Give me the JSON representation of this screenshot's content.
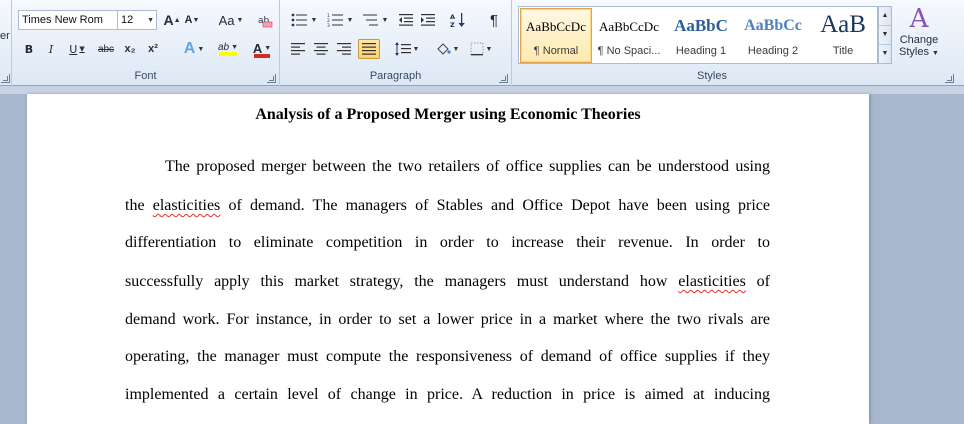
{
  "font_group": {
    "label": "Font",
    "font_name": "Times New Rom",
    "font_size": "12",
    "grow_font": "A",
    "shrink_font": "A",
    "change_case": "Aa",
    "bold": "B",
    "italic": "I",
    "underline": "U",
    "strikethrough": "abc",
    "subscript": "x₂",
    "superscript": "x²",
    "text_effects": "A",
    "highlight": "ab",
    "font_color": "A",
    "highlight_color": "#ffff00",
    "font_color_value": "#d42a1f"
  },
  "paragraph_group": {
    "label": "Paragraph",
    "show_marks": "¶"
  },
  "styles_group": {
    "label": "Styles",
    "styles": [
      {
        "sample": "AaBbCcDc",
        "name": "¶ Normal",
        "active": true
      },
      {
        "sample": "AaBbCcDc",
        "name": "¶ No Spaci...",
        "active": false
      },
      {
        "sample": "AaBbC",
        "name": "Heading 1",
        "active": false
      },
      {
        "sample": "AaBbCc",
        "name": "Heading 2",
        "active": false
      },
      {
        "sample": "AaB",
        "name": "Title",
        "active": false
      }
    ],
    "change_styles_label_1": "Change",
    "change_styles_label_2": "Styles",
    "change_styles_icon": "A"
  },
  "left_clip_text": "er",
  "document": {
    "title": "Analysis of a Proposed Merger using Economic Theories",
    "lines": [
      "The proposed merger between the two retailers of office supplies can be understood using",
      [
        "the ",
        {
          "sq": "elasticities"
        },
        " of demand. The managers of Stables and Office Depot have been using price"
      ],
      "differentiation to eliminate competition in order to increase their revenue. In order to",
      [
        "successfully apply this market strategy, the managers must understand how ",
        {
          "sq": "elasticities"
        },
        " of"
      ],
      "demand work. For instance, in order to set a lower price in a market where the two rivals are",
      "operating, the manager must compute the responsiveness of demand of office supplies if they",
      "implemented a certain level of change in price. A reduction in price is aimed at inducing"
    ]
  }
}
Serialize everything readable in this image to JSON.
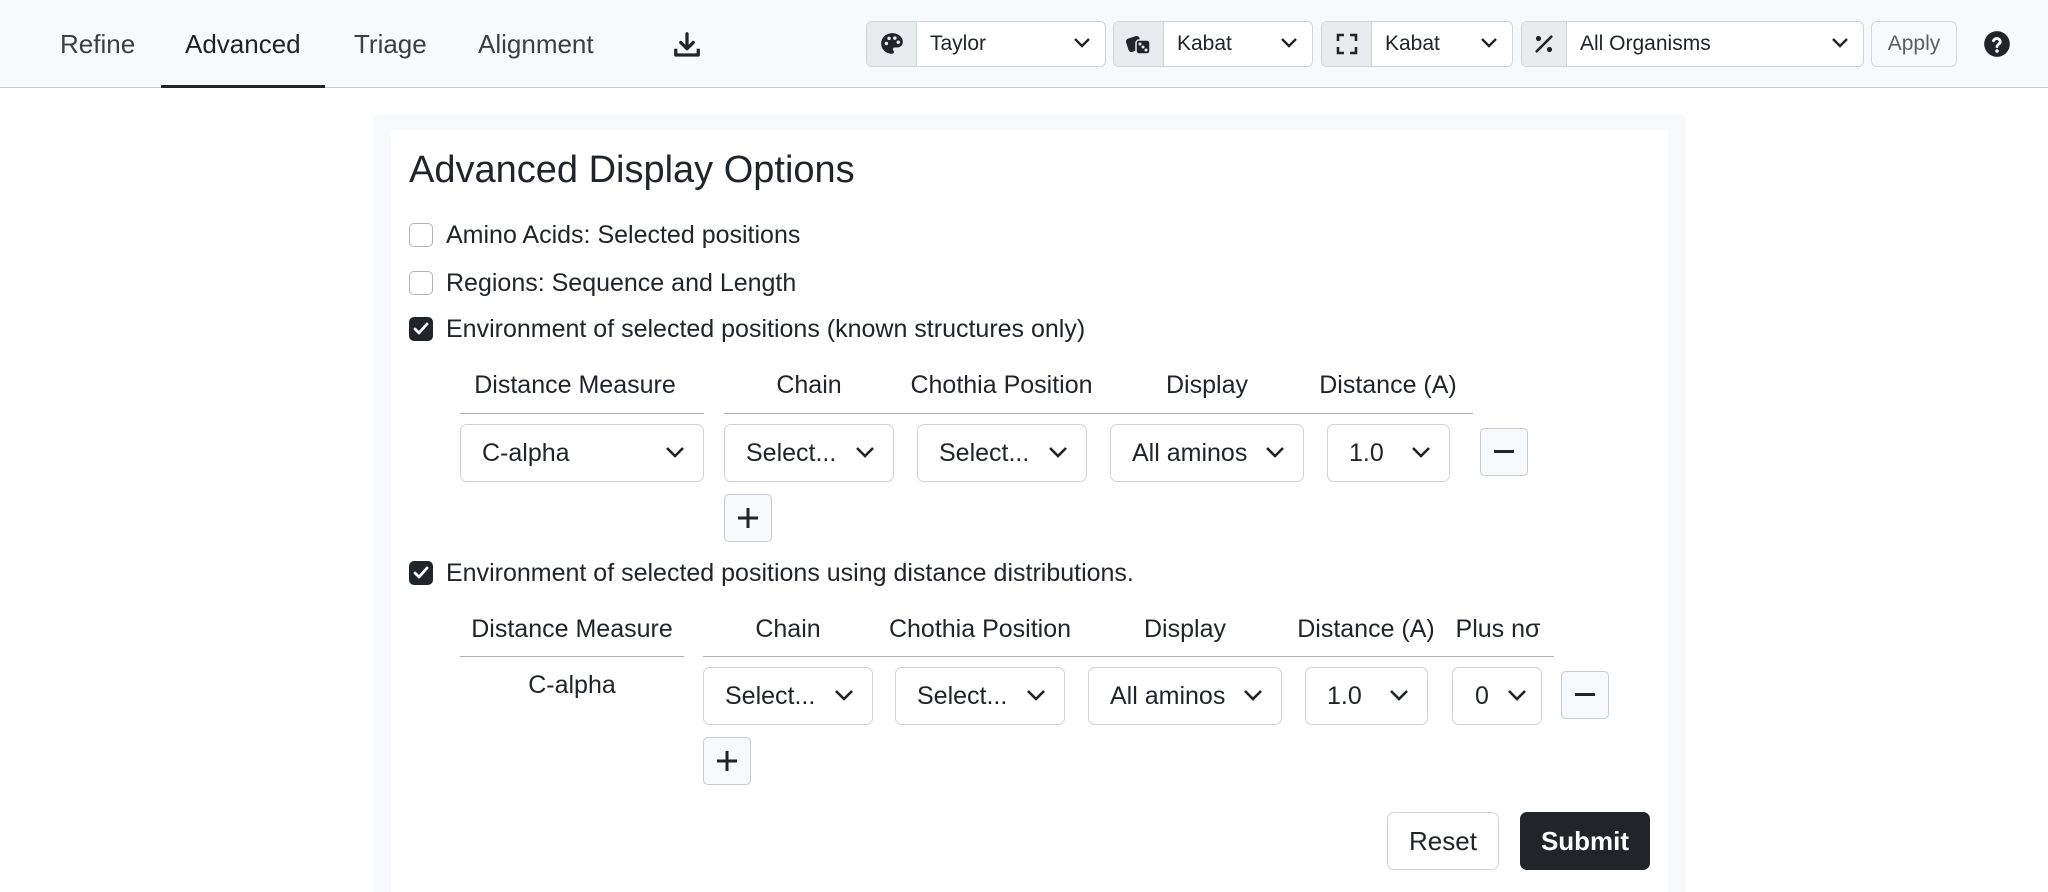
{
  "nav": {
    "tabs": [
      {
        "label": "Refine",
        "active": false
      },
      {
        "label": "Advanced",
        "active": true
      },
      {
        "label": "Triage",
        "active": false
      },
      {
        "label": "Alignment",
        "active": false
      }
    ],
    "download_icon": "download-icon",
    "controls": [
      {
        "icon": "palette-icon",
        "value": "Taylor"
      },
      {
        "icon": "dice-icon",
        "value": "Kabat"
      },
      {
        "icon": "expand-icon",
        "value": "Kabat"
      },
      {
        "icon": "percent-icon",
        "value": "All Organisms"
      }
    ],
    "apply_label": "Apply",
    "help_icon": "question-circle-icon"
  },
  "panel": {
    "title": "Advanced Display Options",
    "options": [
      {
        "label": "Amino Acids: Selected positions",
        "checked": false
      },
      {
        "label": "Regions: Sequence and Length",
        "checked": false
      },
      {
        "label": "Environment of selected positions (known structures only)",
        "checked": true
      },
      {
        "label": "Environment of selected positions using distance distributions.",
        "checked": true
      }
    ],
    "env_table": {
      "headers": [
        "Distance Measure",
        "Chain",
        "Chothia Position",
        "Display",
        "Distance (A)"
      ],
      "row": {
        "distance_measure": "C-alpha",
        "chain": "Select...",
        "chothia_position": "Select...",
        "display": "All aminos",
        "distance": "1.0"
      }
    },
    "dist_table": {
      "headers": [
        "Distance Measure",
        "Chain",
        "Chothia Position",
        "Display",
        "Distance (A)",
        "Plus nσ"
      ],
      "row": {
        "distance_measure": "C-alpha",
        "chain": "Select...",
        "chothia_position": "Select...",
        "display": "All aminos",
        "distance": "1.0",
        "plus_n_sigma": "0"
      }
    },
    "reset_label": "Reset",
    "submit_label": "Submit"
  },
  "colors": {
    "primary_dark": "#212529",
    "nav_bg": "#f8f9fa",
    "border": "#ced4da"
  }
}
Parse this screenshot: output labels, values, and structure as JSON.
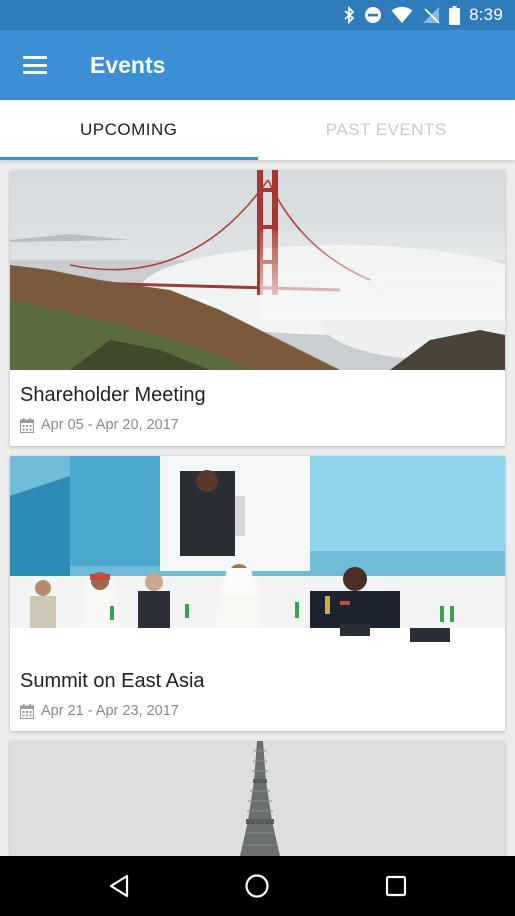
{
  "status_bar": {
    "time": "8:39",
    "icons": [
      "bluetooth-icon",
      "do-not-disturb-icon",
      "wifi-icon",
      "no-signal-icon",
      "battery-icon"
    ]
  },
  "app_bar": {
    "title": "Events",
    "menu_icon": "hamburger-menu-icon",
    "color": "#3d8fd5"
  },
  "tabs": [
    {
      "label": "UPCOMING",
      "active": true
    },
    {
      "label": "PAST EVENTS",
      "active": false
    }
  ],
  "events": [
    {
      "title": "Shareholder Meeting",
      "dates": "Apr 05 - Apr 20, 2017",
      "image": "golden-gate-bridge-fog-photo"
    },
    {
      "title": "Summit on East Asia",
      "dates": "Apr 21 - Apr 23, 2017",
      "image": "conference-panel-photo"
    },
    {
      "title": "",
      "dates": "",
      "image": "eiffel-tower-photo"
    }
  ],
  "nav_bar": {
    "icons": [
      "back-icon",
      "home-icon",
      "recents-icon"
    ]
  },
  "colors": {
    "status_bar": "#2f7cbc",
    "accent": "#3d8fd5"
  }
}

——

● TASK:
Scan the material above. Extract every line in which the word "demand" occurs.

● SOLUTION TO THIS EXERCISE:
        " of demand. The managers of Stables and Office Depot have been using price"
      "demand work. For instance, in order to set a lower price in a market where the two rivals are",
      "operating, the manager must compute the responsiveness of demand of office supplies if they",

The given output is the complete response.